Records shown:
* BEGIN *

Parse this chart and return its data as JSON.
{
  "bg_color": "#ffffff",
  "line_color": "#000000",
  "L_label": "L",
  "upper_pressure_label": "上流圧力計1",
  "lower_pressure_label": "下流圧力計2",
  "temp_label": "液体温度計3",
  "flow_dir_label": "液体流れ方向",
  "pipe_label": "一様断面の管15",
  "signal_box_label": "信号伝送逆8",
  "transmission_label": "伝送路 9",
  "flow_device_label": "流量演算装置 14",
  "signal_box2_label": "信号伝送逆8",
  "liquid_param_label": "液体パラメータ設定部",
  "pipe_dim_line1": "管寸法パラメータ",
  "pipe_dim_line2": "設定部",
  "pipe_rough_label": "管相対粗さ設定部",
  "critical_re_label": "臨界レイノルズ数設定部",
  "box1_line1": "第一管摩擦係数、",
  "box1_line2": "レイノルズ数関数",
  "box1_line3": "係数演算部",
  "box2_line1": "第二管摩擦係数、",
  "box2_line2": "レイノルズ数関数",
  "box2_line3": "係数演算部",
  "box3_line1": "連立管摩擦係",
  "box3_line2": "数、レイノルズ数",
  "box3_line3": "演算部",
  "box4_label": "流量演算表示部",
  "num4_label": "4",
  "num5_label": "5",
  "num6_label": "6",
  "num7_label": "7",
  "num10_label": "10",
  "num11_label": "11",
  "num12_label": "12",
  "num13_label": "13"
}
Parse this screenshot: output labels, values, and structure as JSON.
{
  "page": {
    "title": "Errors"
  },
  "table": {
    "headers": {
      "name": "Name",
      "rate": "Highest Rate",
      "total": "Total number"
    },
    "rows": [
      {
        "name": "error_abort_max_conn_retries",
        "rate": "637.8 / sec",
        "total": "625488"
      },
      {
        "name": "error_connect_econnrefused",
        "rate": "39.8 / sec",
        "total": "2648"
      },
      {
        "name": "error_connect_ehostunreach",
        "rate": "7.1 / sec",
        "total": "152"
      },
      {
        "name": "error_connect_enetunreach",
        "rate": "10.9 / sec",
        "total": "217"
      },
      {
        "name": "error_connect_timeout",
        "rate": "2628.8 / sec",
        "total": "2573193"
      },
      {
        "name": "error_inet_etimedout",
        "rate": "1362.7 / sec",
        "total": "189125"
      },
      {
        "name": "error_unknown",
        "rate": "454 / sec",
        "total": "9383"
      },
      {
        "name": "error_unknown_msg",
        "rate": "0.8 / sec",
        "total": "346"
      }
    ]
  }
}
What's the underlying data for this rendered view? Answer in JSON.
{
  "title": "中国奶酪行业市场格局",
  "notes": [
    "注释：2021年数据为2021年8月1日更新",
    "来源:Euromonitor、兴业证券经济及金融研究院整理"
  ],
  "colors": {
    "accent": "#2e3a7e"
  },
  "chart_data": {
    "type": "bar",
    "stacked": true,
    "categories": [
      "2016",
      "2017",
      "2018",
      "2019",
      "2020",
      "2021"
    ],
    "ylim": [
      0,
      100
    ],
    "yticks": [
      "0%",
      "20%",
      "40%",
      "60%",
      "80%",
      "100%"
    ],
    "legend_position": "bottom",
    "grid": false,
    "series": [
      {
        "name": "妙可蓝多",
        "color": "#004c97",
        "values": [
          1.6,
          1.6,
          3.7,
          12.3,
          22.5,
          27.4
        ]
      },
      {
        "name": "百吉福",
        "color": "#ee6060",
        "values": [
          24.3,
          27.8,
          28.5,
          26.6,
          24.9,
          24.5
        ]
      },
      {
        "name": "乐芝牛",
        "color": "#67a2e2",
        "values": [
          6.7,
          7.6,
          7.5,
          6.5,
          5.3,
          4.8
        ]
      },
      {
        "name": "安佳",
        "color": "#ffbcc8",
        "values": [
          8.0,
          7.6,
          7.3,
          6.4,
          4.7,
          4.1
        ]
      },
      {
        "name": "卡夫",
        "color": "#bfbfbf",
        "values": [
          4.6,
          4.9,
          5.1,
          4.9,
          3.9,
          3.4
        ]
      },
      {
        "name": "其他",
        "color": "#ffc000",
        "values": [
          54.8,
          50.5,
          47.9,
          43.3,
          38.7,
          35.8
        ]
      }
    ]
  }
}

* END *

Stated task:
Only the number is wanted: how many lines in the data include the string "total"?

The result:
9